Select the lines below containing the word "JSON".

┌─ RECORDS SUPPLIED

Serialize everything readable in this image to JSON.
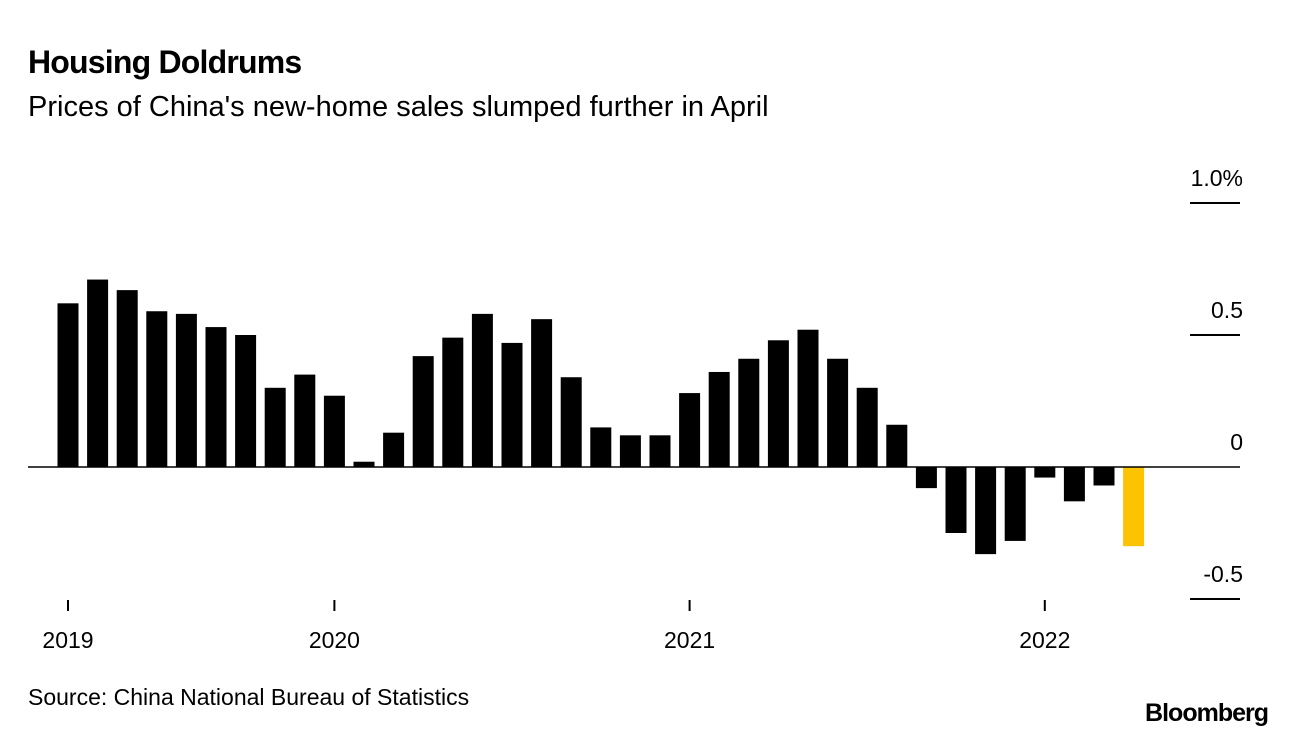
{
  "chart_data": {
    "type": "bar",
    "title": "Housing Doldrums",
    "subtitle": "Prices of China's new-home sales slumped further in April",
    "source": "Source: China National Bureau of Statistics",
    "logo": "Bloomberg",
    "categories": [
      "2019",
      null,
      null,
      null,
      null,
      null,
      null,
      null,
      null,
      "2020",
      null,
      null,
      null,
      null,
      null,
      null,
      null,
      null,
      null,
      null,
      null,
      "2021",
      null,
      null,
      null,
      null,
      null,
      null,
      null,
      null,
      null,
      null,
      null,
      "2022",
      null,
      null,
      null
    ],
    "values": [
      0.62,
      0.71,
      0.67,
      0.59,
      0.58,
      0.53,
      0.5,
      0.3,
      0.35,
      0.27,
      0.02,
      0.13,
      0.42,
      0.49,
      0.58,
      0.47,
      0.56,
      0.34,
      0.15,
      0.12,
      0.12,
      0.28,
      0.36,
      0.41,
      0.48,
      0.52,
      0.41,
      0.3,
      0.16,
      -0.08,
      -0.25,
      -0.33,
      -0.28,
      -0.04,
      -0.13,
      -0.07,
      -0.3
    ],
    "colors": [
      "#000000",
      "#000000",
      "#000000",
      "#000000",
      "#000000",
      "#000000",
      "#000000",
      "#000000",
      "#000000",
      "#000000",
      "#000000",
      "#000000",
      "#000000",
      "#000000",
      "#000000",
      "#000000",
      "#000000",
      "#000000",
      "#000000",
      "#000000",
      "#000000",
      "#000000",
      "#000000",
      "#000000",
      "#000000",
      "#000000",
      "#000000",
      "#000000",
      "#000000",
      "#000000",
      "#000000",
      "#000000",
      "#000000",
      "#000000",
      "#000000",
      "#000000",
      "#fcc300"
    ],
    "ylim": [
      -0.5,
      1.0
    ],
    "yticks": [
      {
        "value": 1.0,
        "label": "1.0%"
      },
      0.5,
      0,
      -0.5
    ]
  }
}
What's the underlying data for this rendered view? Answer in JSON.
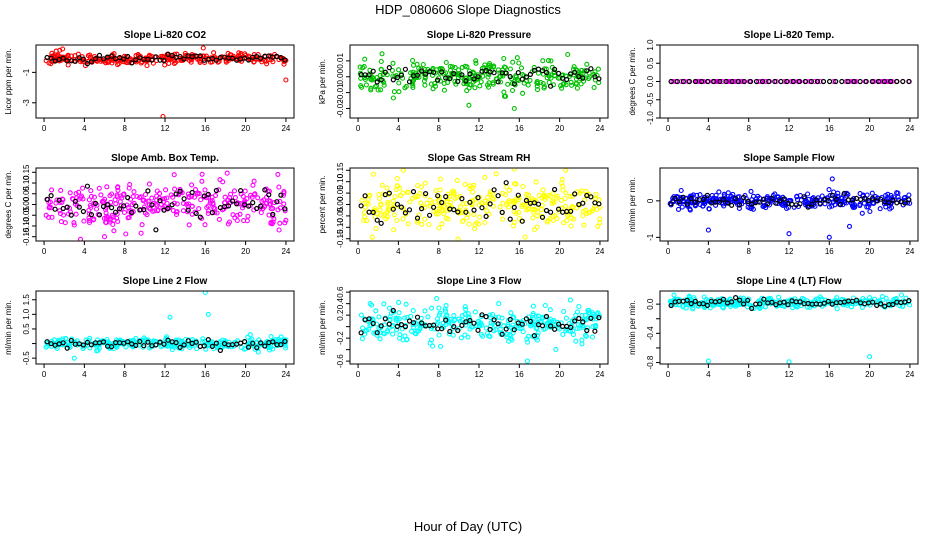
{
  "figure": {
    "title": "HDP_080606  Slope Diagnostics",
    "xlabel": "Hour of Day (UTC)"
  },
  "chart_data": [
    {
      "type": "scatter",
      "title": "Slope Li-820 CO2",
      "ylabel": "Licor ppm per min.",
      "xlim": [
        -0.8,
        24.8
      ],
      "xticks": [
        0,
        4,
        8,
        12,
        16,
        20,
        24
      ],
      "xtick_labels": [
        "0",
        "4",
        "8",
        "12",
        "16",
        "20",
        "24"
      ],
      "ylim": [
        -4.0,
        0.8
      ],
      "yticks": [
        -3,
        -1
      ],
      "ytick_labels": [
        "-3",
        "-1"
      ],
      "color": "#ff0000",
      "center": -0.1,
      "spread": 0.2,
      "outliers": [
        [
          1.2,
          0.4
        ],
        [
          11.8,
          -3.9
        ],
        [
          15.8,
          0.6
        ],
        [
          24.0,
          -1.5
        ]
      ],
      "n_color": 280,
      "n_black": 60,
      "seed": 11
    },
    {
      "type": "scatter",
      "title": "Slope Li-820 Pressure",
      "ylabel": "kPa per min.",
      "xlim": [
        -0.8,
        24.8
      ],
      "xticks": [
        0,
        4,
        8,
        12,
        16,
        20,
        24
      ],
      "xtick_labels": [
        "0",
        "4",
        "8",
        "12",
        "16",
        "20",
        "24"
      ],
      "ylim": [
        -0.026,
        0.02
      ],
      "yticks": [
        -0.02,
        -0.01,
        0.0,
        0.01
      ],
      "ytick_labels": [
        "-0.02",
        "-0.01",
        "0.00",
        "0.01"
      ],
      "color": "#00c000",
      "center": 0.0,
      "spread": 0.005,
      "outliers": [
        [
          15.5,
          -0.02
        ],
        [
          15.8,
          0.012
        ],
        [
          20.8,
          0.014
        ],
        [
          11.0,
          -0.018
        ]
      ],
      "n_color": 300,
      "n_black": 60,
      "seed": 22
    },
    {
      "type": "scatter",
      "title": "Slope Li-820 Temp.",
      "ylabel": "degrees C per min.",
      "xlim": [
        -0.8,
        24.8
      ],
      "xticks": [
        0,
        4,
        8,
        12,
        16,
        20,
        24
      ],
      "xtick_labels": [
        "0",
        "4",
        "8",
        "12",
        "16",
        "20",
        "24"
      ],
      "ylim": [
        -1.0,
        1.0
      ],
      "yticks": [
        -1.0,
        -0.5,
        0.0,
        0.5,
        1.0
      ],
      "ytick_labels": [
        "-1.0",
        "-0.5",
        "0.0",
        "0.5",
        "1.0"
      ],
      "color": "#ff00ff",
      "center": 0.0,
      "spread": 0.0,
      "outliers": [],
      "n_color": 90,
      "n_black": 40,
      "seed": 33
    },
    {
      "type": "scatter",
      "title": "Slope Amb. Box Temp.",
      "ylabel": "degrees C per min.",
      "xlim": [
        -0.8,
        24.8
      ],
      "xticks": [
        0,
        4,
        8,
        12,
        16,
        20,
        24
      ],
      "xtick_labels": [
        "0",
        "4",
        "8",
        "12",
        "16",
        "20",
        "24"
      ],
      "ylim": [
        -0.17,
        0.17
      ],
      "yticks": [
        -0.15,
        -0.1,
        -0.05,
        0.0,
        0.05,
        0.1,
        0.15
      ],
      "ytick_labels": [
        "-0.15",
        "-0.10",
        "-0.05",
        "0.00",
        "0.05",
        "0.10",
        "0.15"
      ],
      "color": "#ff00ff",
      "center": 0.0,
      "spread": 0.06,
      "outliers": [
        [
          6.0,
          -0.15
        ],
        [
          23.2,
          0.14
        ]
      ],
      "n_color": 320,
      "n_black": 60,
      "seed": 44
    },
    {
      "type": "scatter",
      "title": "Slope Gas Stream RH",
      "ylabel": "percent per min.",
      "xlim": [
        -0.8,
        24.8
      ],
      "xticks": [
        0,
        4,
        8,
        12,
        16,
        20,
        24
      ],
      "xtick_labels": [
        "0",
        "4",
        "8",
        "12",
        "16",
        "20",
        "24"
      ],
      "ylim": [
        -0.16,
        0.16
      ],
      "yticks": [
        -0.15,
        -0.1,
        -0.05,
        0.0,
        0.05,
        0.1,
        0.15
      ],
      "ytick_labels": [
        "-0.15",
        "-0.10",
        "-0.05",
        "0.00",
        "0.05",
        "0.10",
        "0.15"
      ],
      "color": "#ffff00",
      "center": 0.0,
      "spread": 0.06,
      "outliers": [
        [
          4.5,
          0.15
        ],
        [
          20.6,
          0.15
        ]
      ],
      "n_color": 320,
      "n_black": 60,
      "seed": 55
    },
    {
      "type": "scatter",
      "title": "Slope Sample Flow",
      "ylabel": "ml/min per min.",
      "xlim": [
        -0.8,
        24.8
      ],
      "xticks": [
        0,
        4,
        8,
        12,
        16,
        20,
        24
      ],
      "xtick_labels": [
        "0",
        "4",
        "8",
        "12",
        "16",
        "20",
        "24"
      ],
      "ylim": [
        -1.1,
        0.9
      ],
      "yticks": [
        -1.0,
        0.0
      ],
      "ytick_labels": [
        "-1",
        "0"
      ],
      "color": "#0000ff",
      "center": 0.0,
      "spread": 0.12,
      "outliers": [
        [
          16.0,
          -1.0
        ],
        [
          16.3,
          0.6
        ],
        [
          4.0,
          -0.8
        ],
        [
          12.0,
          -0.9
        ],
        [
          18.0,
          -0.7
        ]
      ],
      "n_color": 320,
      "n_black": 60,
      "seed": 66
    },
    {
      "type": "scatter",
      "title": "Slope Line 2 Flow",
      "ylabel": "ml/min per min.",
      "xlim": [
        -0.8,
        24.8
      ],
      "xticks": [
        0,
        4,
        8,
        12,
        16,
        20,
        24
      ],
      "xtick_labels": [
        "0",
        "4",
        "8",
        "12",
        "16",
        "20",
        "24"
      ],
      "ylim": [
        -0.7,
        1.8
      ],
      "yticks": [
        -0.5,
        0.0,
        0.5,
        1.0,
        1.5
      ],
      "ytick_labels": [
        "-0.5",
        "0.5",
        "1.0",
        "1.5"
      ],
      "ytick_show": [
        -0.5,
        0.5,
        1.0,
        1.5
      ],
      "color": "#00ffff",
      "center": 0.0,
      "spread": 0.12,
      "outliers": [
        [
          16.0,
          1.75
        ],
        [
          16.3,
          1.0
        ],
        [
          3.0,
          -0.5
        ],
        [
          12.5,
          0.9
        ]
      ],
      "n_color": 300,
      "n_black": 60,
      "seed": 77
    },
    {
      "type": "scatter",
      "title": "Slope Line 3 Flow",
      "ylabel": "ml/min per min.",
      "xlim": [
        -0.8,
        24.8
      ],
      "xticks": [
        0,
        4,
        8,
        12,
        16,
        20,
        24
      ],
      "xtick_labels": [
        "0",
        "4",
        "8",
        "12",
        "16",
        "20",
        "24"
      ],
      "ylim": [
        -0.65,
        0.62
      ],
      "yticks": [
        -0.6,
        -0.4,
        -0.2,
        0.0,
        0.2,
        0.4,
        0.6
      ],
      "ytick_labels": [
        "-0.6",
        "-0.2",
        "0.2",
        "0.4",
        "0.6"
      ],
      "ytick_show": [
        -0.6,
        -0.2,
        0.2,
        0.4,
        0.6
      ],
      "color": "#00ffff",
      "center": 0.05,
      "spread": 0.17,
      "outliers": [
        [
          16.8,
          -0.6
        ],
        [
          1.2,
          0.4
        ]
      ],
      "n_color": 320,
      "n_black": 60,
      "seed": 88
    },
    {
      "type": "scatter",
      "title": "Slope Line 4 (LT) Flow",
      "ylabel": "ml/min per min.",
      "xlim": [
        -0.8,
        24.8
      ],
      "xticks": [
        0,
        4,
        8,
        12,
        16,
        20,
        24
      ],
      "xtick_labels": [
        "0",
        "4",
        "8",
        "12",
        "16",
        "20",
        "24"
      ],
      "ylim": [
        -0.82,
        0.18
      ],
      "yticks": [
        -0.8,
        -0.6,
        -0.4,
        -0.2,
        0.0
      ],
      "ytick_labels": [
        "-0.8",
        "-0.4",
        "0.0"
      ],
      "ytick_show": [
        -0.8,
        -0.4,
        0.0
      ],
      "color": "#00ffff",
      "center": 0.02,
      "spread": 0.04,
      "outliers": [
        [
          4.0,
          -0.78
        ],
        [
          12.0,
          -0.79
        ],
        [
          20.0,
          -0.72
        ]
      ],
      "n_color": 300,
      "n_black": 60,
      "seed": 99
    }
  ]
}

└─

- WRITTEN ANSWER -
Serialize everything readable in this image to JSON.
What's the underlying data for this rendered view? Answer in JSON.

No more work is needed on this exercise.